__WHAT IS BEING ASKED__: Go through the entries one line at a time, and gather every line that has the word "system".

__INFORMATION SHOWN__:

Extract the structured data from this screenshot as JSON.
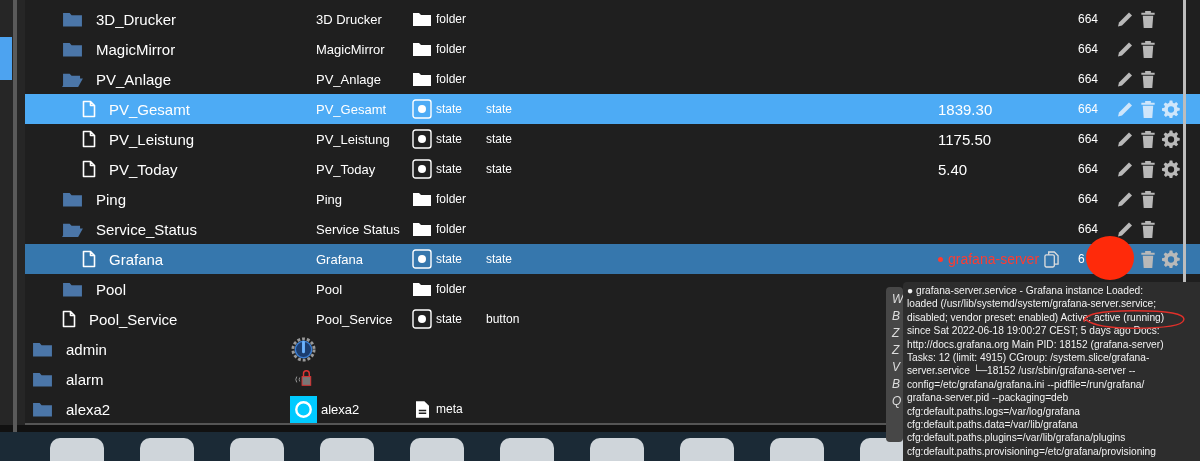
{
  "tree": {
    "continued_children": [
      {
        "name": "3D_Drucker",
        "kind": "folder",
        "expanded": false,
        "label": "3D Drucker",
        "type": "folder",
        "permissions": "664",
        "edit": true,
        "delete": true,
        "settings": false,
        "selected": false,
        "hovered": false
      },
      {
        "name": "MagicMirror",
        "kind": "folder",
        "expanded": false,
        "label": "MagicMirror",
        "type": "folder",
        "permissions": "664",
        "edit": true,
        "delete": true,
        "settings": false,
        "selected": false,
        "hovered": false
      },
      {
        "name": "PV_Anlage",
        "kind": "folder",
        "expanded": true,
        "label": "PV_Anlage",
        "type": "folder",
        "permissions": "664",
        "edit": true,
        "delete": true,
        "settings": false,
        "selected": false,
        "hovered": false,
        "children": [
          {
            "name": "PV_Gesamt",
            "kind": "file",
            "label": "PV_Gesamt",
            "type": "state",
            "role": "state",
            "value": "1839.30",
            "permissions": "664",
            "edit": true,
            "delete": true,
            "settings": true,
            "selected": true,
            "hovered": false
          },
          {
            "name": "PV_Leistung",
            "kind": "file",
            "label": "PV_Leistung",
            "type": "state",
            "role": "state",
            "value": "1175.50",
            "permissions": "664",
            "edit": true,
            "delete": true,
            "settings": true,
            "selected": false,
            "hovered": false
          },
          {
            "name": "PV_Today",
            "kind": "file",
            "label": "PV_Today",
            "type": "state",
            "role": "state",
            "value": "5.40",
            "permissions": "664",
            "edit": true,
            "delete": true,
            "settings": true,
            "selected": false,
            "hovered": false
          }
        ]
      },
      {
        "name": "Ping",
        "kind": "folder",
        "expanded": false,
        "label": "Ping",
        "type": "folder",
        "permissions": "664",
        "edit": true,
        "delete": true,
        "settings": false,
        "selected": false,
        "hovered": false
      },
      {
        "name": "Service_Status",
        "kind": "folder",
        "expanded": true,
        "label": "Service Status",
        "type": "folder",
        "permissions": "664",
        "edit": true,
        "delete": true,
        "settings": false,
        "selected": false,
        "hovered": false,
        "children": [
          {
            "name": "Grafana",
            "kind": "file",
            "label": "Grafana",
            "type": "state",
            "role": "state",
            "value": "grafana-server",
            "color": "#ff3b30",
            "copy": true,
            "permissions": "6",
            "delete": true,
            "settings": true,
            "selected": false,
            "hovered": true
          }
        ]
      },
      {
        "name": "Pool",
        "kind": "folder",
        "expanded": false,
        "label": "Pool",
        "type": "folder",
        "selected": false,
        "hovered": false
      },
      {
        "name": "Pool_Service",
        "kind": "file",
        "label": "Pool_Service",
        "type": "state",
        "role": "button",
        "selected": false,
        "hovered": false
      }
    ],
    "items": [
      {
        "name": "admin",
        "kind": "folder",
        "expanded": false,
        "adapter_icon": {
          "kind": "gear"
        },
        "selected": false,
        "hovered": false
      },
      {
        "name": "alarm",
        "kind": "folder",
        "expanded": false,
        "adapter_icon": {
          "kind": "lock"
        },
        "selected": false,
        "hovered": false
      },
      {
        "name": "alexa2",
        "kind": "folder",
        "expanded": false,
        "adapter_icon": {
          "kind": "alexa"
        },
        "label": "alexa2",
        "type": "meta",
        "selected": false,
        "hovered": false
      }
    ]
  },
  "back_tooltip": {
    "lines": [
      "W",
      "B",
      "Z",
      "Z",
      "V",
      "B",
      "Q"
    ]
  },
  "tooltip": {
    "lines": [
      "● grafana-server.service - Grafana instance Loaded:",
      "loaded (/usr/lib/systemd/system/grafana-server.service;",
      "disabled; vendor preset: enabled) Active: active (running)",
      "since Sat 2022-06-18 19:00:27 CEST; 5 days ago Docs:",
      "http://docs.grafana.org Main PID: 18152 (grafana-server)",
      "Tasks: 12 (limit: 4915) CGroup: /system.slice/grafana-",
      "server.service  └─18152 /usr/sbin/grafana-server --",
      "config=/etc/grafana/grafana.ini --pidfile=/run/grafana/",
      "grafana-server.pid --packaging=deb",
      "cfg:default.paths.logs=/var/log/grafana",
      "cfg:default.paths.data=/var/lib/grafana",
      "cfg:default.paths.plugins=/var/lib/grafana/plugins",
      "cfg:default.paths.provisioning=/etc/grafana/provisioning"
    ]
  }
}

__SOLUTION TO THE EXERCISE__:
      "loaded (/usr/lib/systemd/system/grafana-server.service;",
      "Tasks: 12 (limit: 4915) CGroup: /system.slice/grafana-",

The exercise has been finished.